• [Task to carry out]
Determine how many lines contain the string "right", then reply with that figure only.

Stored entries:
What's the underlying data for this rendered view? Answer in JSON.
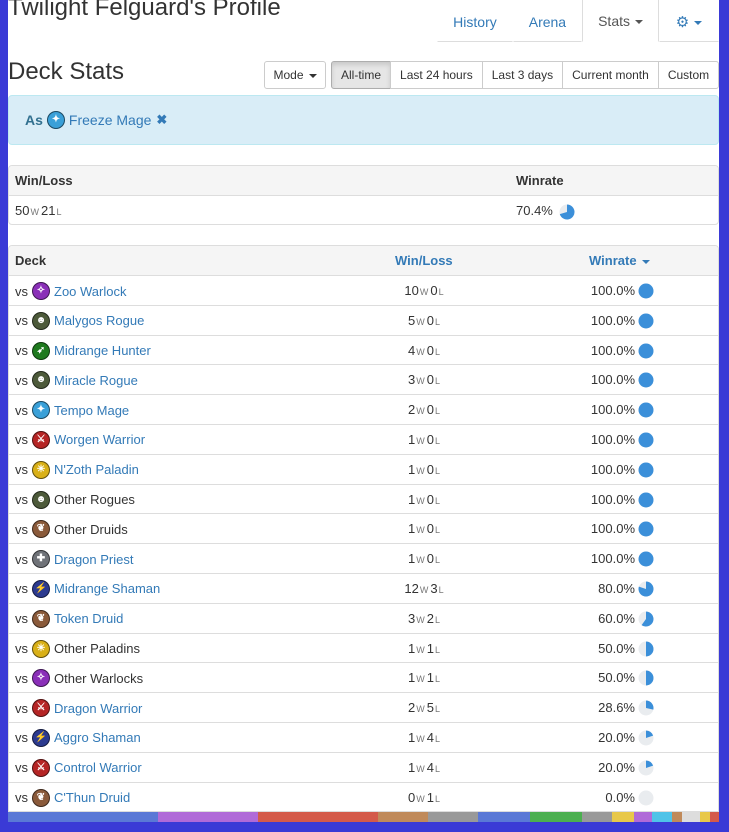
{
  "header": {
    "profile_title": "Twilight Felguard's Profile",
    "nav": [
      {
        "label": "History",
        "active": false
      },
      {
        "label": "Arena",
        "active": false
      },
      {
        "label": "Stats",
        "active": true
      }
    ],
    "settings_icon": "gear-icon"
  },
  "deck_stats": {
    "title": "Deck Stats",
    "mode_label": "Mode",
    "ranges": [
      "All-time",
      "Last 24 hours",
      "Last 3 days",
      "Current month",
      "Custom"
    ],
    "active_range": "All-time"
  },
  "filter": {
    "as_label": "As",
    "deck": "Freeze Mage",
    "deck_class": "mage",
    "remove_icon": "times-icon"
  },
  "summary": {
    "headers": {
      "winloss": "Win/Loss",
      "winrate": "Winrate"
    },
    "wins": "50",
    "losses": "21",
    "winrate": "70.4%",
    "winrate_value": 0.704
  },
  "table": {
    "headers": {
      "deck": "Deck",
      "winloss": "Win/Loss",
      "winrate": "Winrate"
    },
    "vs_label": "vs",
    "w_suffix": "W",
    "l_suffix": "L",
    "rows": [
      {
        "deck": "Zoo Warlock",
        "cls": "warlock",
        "link": true,
        "w": "10",
        "l": "0",
        "winrate": "100.0%",
        "rate": 1.0
      },
      {
        "deck": "Malygos Rogue",
        "cls": "rogue",
        "link": true,
        "w": "5",
        "l": "0",
        "winrate": "100.0%",
        "rate": 1.0
      },
      {
        "deck": "Midrange Hunter",
        "cls": "hunter",
        "link": true,
        "w": "4",
        "l": "0",
        "winrate": "100.0%",
        "rate": 1.0
      },
      {
        "deck": "Miracle Rogue",
        "cls": "rogue",
        "link": true,
        "w": "3",
        "l": "0",
        "winrate": "100.0%",
        "rate": 1.0
      },
      {
        "deck": "Tempo Mage",
        "cls": "mage",
        "link": true,
        "w": "2",
        "l": "0",
        "winrate": "100.0%",
        "rate": 1.0
      },
      {
        "deck": "Worgen Warrior",
        "cls": "warrior",
        "link": true,
        "w": "1",
        "l": "0",
        "winrate": "100.0%",
        "rate": 1.0
      },
      {
        "deck": "N'Zoth Paladin",
        "cls": "paladin",
        "link": true,
        "w": "1",
        "l": "0",
        "winrate": "100.0%",
        "rate": 1.0
      },
      {
        "deck": "Other Rogues",
        "cls": "rogue",
        "link": false,
        "w": "1",
        "l": "0",
        "winrate": "100.0%",
        "rate": 1.0
      },
      {
        "deck": "Other Druids",
        "cls": "druid",
        "link": false,
        "w": "1",
        "l": "0",
        "winrate": "100.0%",
        "rate": 1.0
      },
      {
        "deck": "Dragon Priest",
        "cls": "priest",
        "link": true,
        "w": "1",
        "l": "0",
        "winrate": "100.0%",
        "rate": 1.0
      },
      {
        "deck": "Midrange Shaman",
        "cls": "shaman",
        "link": true,
        "w": "12",
        "l": "3",
        "winrate": "80.0%",
        "rate": 0.8
      },
      {
        "deck": "Token Druid",
        "cls": "druid",
        "link": true,
        "w": "3",
        "l": "2",
        "winrate": "60.0%",
        "rate": 0.6
      },
      {
        "deck": "Other Paladins",
        "cls": "paladin",
        "link": false,
        "w": "1",
        "l": "1",
        "winrate": "50.0%",
        "rate": 0.5
      },
      {
        "deck": "Other Warlocks",
        "cls": "warlock",
        "link": false,
        "w": "1",
        "l": "1",
        "winrate": "50.0%",
        "rate": 0.5
      },
      {
        "deck": "Dragon Warrior",
        "cls": "warrior",
        "link": true,
        "w": "2",
        "l": "5",
        "winrate": "28.6%",
        "rate": 0.286
      },
      {
        "deck": "Aggro Shaman",
        "cls": "shaman",
        "link": true,
        "w": "1",
        "l": "4",
        "winrate": "20.0%",
        "rate": 0.2
      },
      {
        "deck": "Control Warrior",
        "cls": "warrior",
        "link": true,
        "w": "1",
        "l": "4",
        "winrate": "20.0%",
        "rate": 0.2
      },
      {
        "deck": "C'Thun Druid",
        "cls": "druid",
        "link": true,
        "w": "0",
        "l": "1",
        "winrate": "0.0%",
        "rate": 0.0
      }
    ]
  },
  "colors": {
    "link": "#337ab7",
    "pie_fill": "#3b8fd9",
    "pie_empty": "#e9ecef",
    "class_colors": {
      "warlock": "#8a2fb8",
      "rogue": "#4d5a3a",
      "hunter": "#1f7a1f",
      "mage": "#3aa0d8",
      "warrior": "#b52525",
      "paladin": "#d9b017",
      "druid": "#8a5a3a",
      "priest": "#6f7278",
      "shaman": "#2c3a8f"
    },
    "bottom_bar": [
      "#5a78d6",
      "#b06ad8",
      "#d45a4a",
      "#c08a5a",
      "#999999",
      "#5a78d6",
      "#4caf50",
      "#999999",
      "#e8c84a",
      "#b06ad8",
      "#4fc3e8",
      "#c08a5a",
      "#dddddd",
      "#e8c84a",
      "#d45a4a"
    ]
  }
}
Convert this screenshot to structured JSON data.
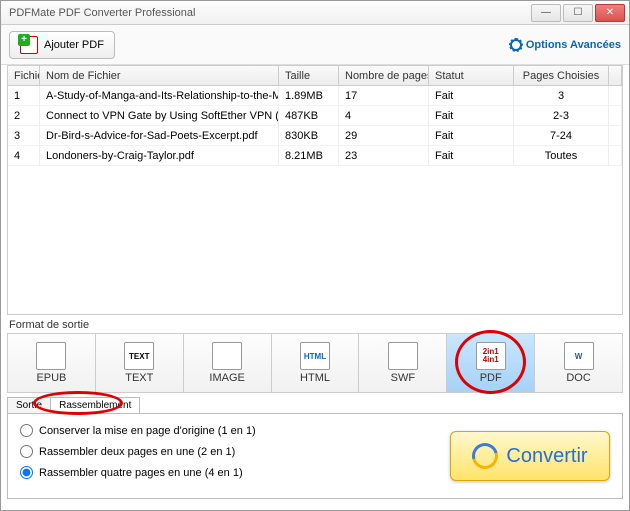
{
  "window": {
    "title": "PDFMate PDF Converter Professional"
  },
  "toolbar": {
    "add_label": "Ajouter PDF",
    "options_label": "Options Avancées"
  },
  "table": {
    "headers": {
      "idx": "Fichier",
      "name": "Nom de Fichier",
      "size": "Taille",
      "pages": "Nombre de pages",
      "status": "Statut",
      "chosen": "Pages Choisies"
    },
    "rows": [
      {
        "idx": "1",
        "name": "A-Study-of-Manga-and-Its-Relationship-to-the-Modern-Japan...",
        "size": "1.89MB",
        "pages": "17",
        "status": "Fait",
        "chosen": "3"
      },
      {
        "idx": "2",
        "name": "Connect to VPN Gate by Using SoftEther VPN (SSL-VPN).pdf",
        "size": "487KB",
        "pages": "4",
        "status": "Fait",
        "chosen": "2-3"
      },
      {
        "idx": "3",
        "name": "Dr-Bird-s-Advice-for-Sad-Poets-Excerpt.pdf",
        "size": "830KB",
        "pages": "29",
        "status": "Fait",
        "chosen": "7-24"
      },
      {
        "idx": "4",
        "name": "Londoners-by-Craig-Taylor.pdf",
        "size": "8.21MB",
        "pages": "23",
        "status": "Fait",
        "chosen": "Toutes"
      }
    ]
  },
  "output_format": {
    "section_label": "Format de sortie",
    "selected": "PDF",
    "items": [
      {
        "key": "EPUB",
        "label": "EPUB"
      },
      {
        "key": "TEXT",
        "label": "TEXT"
      },
      {
        "key": "IMAGE",
        "label": "IMAGE"
      },
      {
        "key": "HTML",
        "label": "HTML"
      },
      {
        "key": "SWF",
        "label": "SWF"
      },
      {
        "key": "PDF",
        "label": "PDF"
      },
      {
        "key": "DOC",
        "label": "DOC"
      }
    ]
  },
  "sortie": {
    "tab_prefix": "Sortie",
    "tab_selected": "Rassemblement",
    "radios": [
      {
        "label": "Conserver la mise en page d'origine (1 en 1)",
        "checked": false
      },
      {
        "label": "Rassembler deux pages en une (2 en 1)",
        "checked": false
      },
      {
        "label": "Rassembler quatre pages en une (4 en 1)",
        "checked": true
      }
    ]
  },
  "convert": {
    "label": "Convertir"
  }
}
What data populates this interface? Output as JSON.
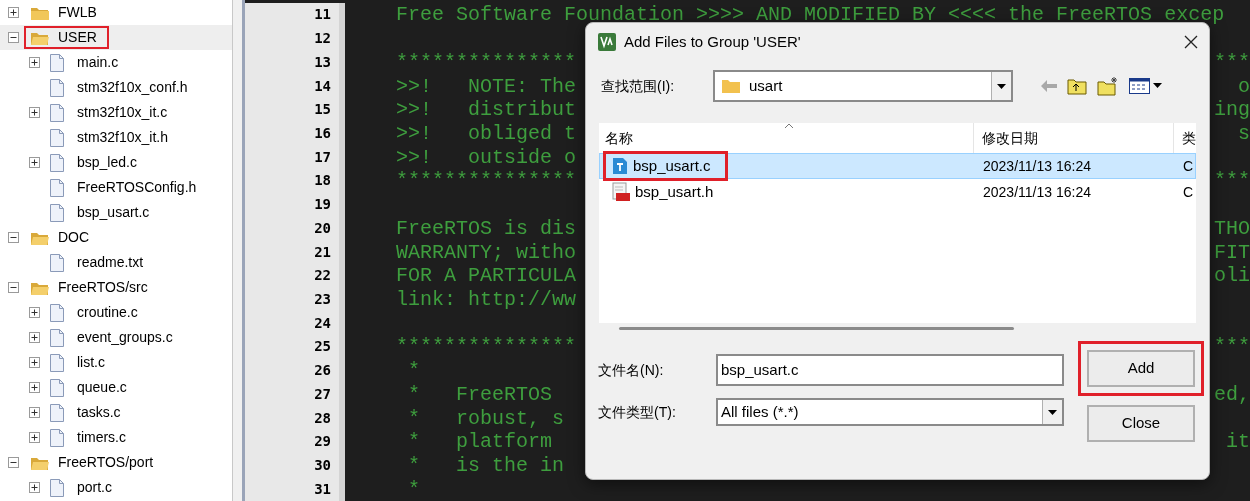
{
  "tree": [
    {
      "label": "FWLB",
      "expanded": false,
      "selected": false,
      "highlighted": false
    },
    {
      "label": "USER",
      "expanded": true,
      "selected": true,
      "highlighted": true,
      "children": [
        {
          "label": "main.c",
          "expandable": true
        },
        {
          "label": "stm32f10x_conf.h",
          "expandable": false
        },
        {
          "label": "stm32f10x_it.c",
          "expandable": true
        },
        {
          "label": "stm32f10x_it.h",
          "expandable": false
        },
        {
          "label": "bsp_led.c",
          "expandable": true
        },
        {
          "label": "FreeRTOSConfig.h",
          "expandable": false
        },
        {
          "label": "bsp_usart.c",
          "expandable": false
        }
      ]
    },
    {
      "label": "DOC",
      "expanded": true,
      "selected": false,
      "highlighted": false,
      "children": [
        {
          "label": "readme.txt",
          "expandable": false
        }
      ]
    },
    {
      "label": "FreeRTOS/src",
      "expanded": true,
      "selected": false,
      "highlighted": false,
      "children": [
        {
          "label": "croutine.c",
          "expandable": true
        },
        {
          "label": "event_groups.c",
          "expandable": true
        },
        {
          "label": "list.c",
          "expandable": true
        },
        {
          "label": "queue.c",
          "expandable": true
        },
        {
          "label": "tasks.c",
          "expandable": true
        },
        {
          "label": "timers.c",
          "expandable": true
        }
      ]
    },
    {
      "label": "FreeRTOS/port",
      "expanded": true,
      "selected": false,
      "highlighted": false,
      "children": [
        {
          "label": "port.c",
          "expandable": true
        }
      ]
    }
  ],
  "editor": {
    "lines": [
      {
        "number": "11",
        "text": "Free Software Foundation >>>> AND MODIFIED BY <<<< the FreeRTOS excep"
      },
      {
        "number": "12"
      },
      {
        "number": "13",
        "text": "***************",
        "right": "***"
      },
      {
        "number": "14",
        "text": ">>!   NOTE: The",
        "right": "o"
      },
      {
        "number": "15",
        "text": ">>!   distribut",
        "right": "ing"
      },
      {
        "number": "16",
        "text": ">>!   obliged t",
        "right": "s"
      },
      {
        "number": "17",
        "text": ">>!   outside o"
      },
      {
        "number": "18",
        "text": "***************",
        "right": "***"
      },
      {
        "number": "19"
      },
      {
        "number": "20",
        "text": "FreeRTOS is dis",
        "right": "THO"
      },
      {
        "number": "21",
        "text": "WARRANTY; witho",
        "right": "FIT"
      },
      {
        "number": "22",
        "text": "FOR A PARTICULA",
        "right": "oli"
      },
      {
        "number": "23",
        "text": "link: http://ww"
      },
      {
        "number": "24"
      },
      {
        "number": "25",
        "text": "***************",
        "right": "***"
      },
      {
        "number": "26",
        "text": " *"
      },
      {
        "number": "27",
        "text": " *   FreeRTOS",
        "right": "ed,"
      },
      {
        "number": "28",
        "text": " *   robust, s"
      },
      {
        "number": "29",
        "text": " *   platform",
        "right": "it"
      },
      {
        "number": "30",
        "text": " *   is the in"
      },
      {
        "number": "31",
        "text": " *"
      }
    ]
  },
  "dialog": {
    "title": "Add Files to Group 'USER'",
    "look_in_label": "查找范围(I):",
    "look_in_value": "usart",
    "columns": [
      "名称",
      "修改日期",
      "类"
    ],
    "files": [
      {
        "name": "bsp_usart.c",
        "date": "2023/11/13 16:24",
        "column_3": "C",
        "kind": "source",
        "selected": true,
        "highlighted": true
      },
      {
        "name": "bsp_usart.h",
        "date": "2023/11/13 16:24",
        "column_3": "C",
        "kind": "header",
        "selected": false,
        "highlighted": false
      }
    ],
    "filename_label": "文件名(N):",
    "filename_value": "bsp_usart.c",
    "filetype_label": "文件类型(T):",
    "filetype_value": "All files (*.*)",
    "buttons": [
      {
        "label": "Add",
        "highlighted": true
      },
      {
        "label": "Close",
        "highlighted": false
      }
    ]
  }
}
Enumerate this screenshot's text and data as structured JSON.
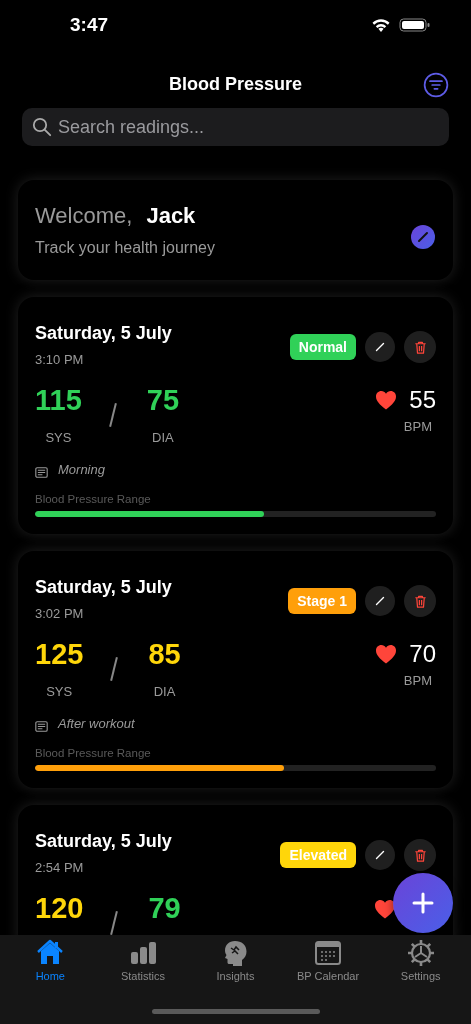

• [Task response]
11